● EXERCISE DETAILS: Copy down all of the data underneath, exactly as shown.

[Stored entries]
━━━━━━━━
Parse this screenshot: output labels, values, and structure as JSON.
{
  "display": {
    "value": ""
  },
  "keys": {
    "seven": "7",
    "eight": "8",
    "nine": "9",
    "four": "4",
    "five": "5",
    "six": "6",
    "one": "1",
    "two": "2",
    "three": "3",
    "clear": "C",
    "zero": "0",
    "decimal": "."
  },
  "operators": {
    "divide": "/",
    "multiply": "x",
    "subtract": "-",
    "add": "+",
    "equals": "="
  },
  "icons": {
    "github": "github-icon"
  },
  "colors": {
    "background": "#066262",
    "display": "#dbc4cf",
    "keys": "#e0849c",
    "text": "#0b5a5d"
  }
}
━━━━━━━━
● PROBLEM SOLUTION:
Parse this screenshot: output labels, values, and structure as JSON.
{
  "display": {
    "value": ""
  },
  "keys": {
    "seven": "7",
    "eight": "8",
    "nine": "9",
    "four": "4",
    "five": "5",
    "six": "6",
    "one": "1",
    "two": "2",
    "three": "3",
    "clear": "C",
    "zero": "0",
    "decimal": "."
  },
  "operators": {
    "divide": "/",
    "multiply": "x",
    "subtract": "-",
    "add": "+",
    "equals": "="
  },
  "icons": {
    "github": "github-icon"
  },
  "colors": {
    "background": "#066262",
    "display": "#dbc4cf",
    "keys": "#e0849c",
    "text": "#0b5a5d"
  }
}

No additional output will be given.